- [What to do]:
Output the records. Match them exactly.

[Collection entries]
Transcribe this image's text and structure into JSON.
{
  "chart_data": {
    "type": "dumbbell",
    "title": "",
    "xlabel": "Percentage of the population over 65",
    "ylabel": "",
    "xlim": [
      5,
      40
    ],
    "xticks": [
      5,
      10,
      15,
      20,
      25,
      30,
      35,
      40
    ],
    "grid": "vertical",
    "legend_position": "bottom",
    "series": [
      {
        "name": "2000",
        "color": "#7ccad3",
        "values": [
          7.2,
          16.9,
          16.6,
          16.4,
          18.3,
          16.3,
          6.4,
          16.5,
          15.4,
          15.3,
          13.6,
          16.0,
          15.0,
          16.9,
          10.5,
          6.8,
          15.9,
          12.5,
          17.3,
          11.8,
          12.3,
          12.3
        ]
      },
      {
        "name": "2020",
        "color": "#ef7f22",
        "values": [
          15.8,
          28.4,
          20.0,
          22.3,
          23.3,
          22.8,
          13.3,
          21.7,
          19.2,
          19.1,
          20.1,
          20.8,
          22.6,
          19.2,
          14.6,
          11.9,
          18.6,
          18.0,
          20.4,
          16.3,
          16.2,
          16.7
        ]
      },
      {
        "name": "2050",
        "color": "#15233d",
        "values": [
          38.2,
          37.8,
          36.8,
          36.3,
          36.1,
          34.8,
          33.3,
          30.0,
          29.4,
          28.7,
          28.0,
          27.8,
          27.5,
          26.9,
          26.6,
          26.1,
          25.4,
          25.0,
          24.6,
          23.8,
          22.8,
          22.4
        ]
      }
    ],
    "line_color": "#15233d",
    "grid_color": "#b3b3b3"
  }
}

- [Exercise answer]:
Transcribe this image's text and structure into JSON.
{
  "chart_data": {
    "type": "dumbbell",
    "title": "",
    "xlabel": "Percentage of the population over 65",
    "ylabel": "",
    "xlim": [
      5,
      40
    ],
    "xticks": [
      5,
      10,
      15,
      20,
      25,
      30,
      35,
      40
    ],
    "grid": "vertical",
    "legend_position": "bottom",
    "series": [
      {
        "name": "2000",
        "color": "#7ccad3",
        "values": [
          7.2,
          16.9,
          16.6,
          16.4,
          18.3,
          16.3,
          6.4,
          16.5,
          15.4,
          15.3,
          13.6,
          16.0,
          15.0,
          16.9,
          10.5,
          6.8,
          15.9,
          12.5,
          17.3,
          11.8,
          12.3,
          12.3
        ]
      },
      {
        "name": "2020",
        "color": "#ef7f22",
        "values": [
          15.8,
          28.4,
          20.0,
          22.3,
          23.3,
          22.8,
          13.3,
          21.7,
          19.2,
          19.1,
          20.1,
          20.8,
          22.6,
          19.2,
          14.6,
          11.9,
          18.6,
          18.0,
          20.4,
          16.3,
          16.2,
          16.7
        ]
      },
      {
        "name": "2050",
        "color": "#15233d",
        "values": [
          38.2,
          37.8,
          36.8,
          36.3,
          36.1,
          34.8,
          33.3,
          30.0,
          29.4,
          28.7,
          28.0,
          27.8,
          27.5,
          26.9,
          26.6,
          26.1,
          25.4,
          25.0,
          24.6,
          23.8,
          22.8,
          22.4
        ]
      }
    ],
    "line_color": "#15233d",
    "grid_color": "#b3b3b3"
  }
}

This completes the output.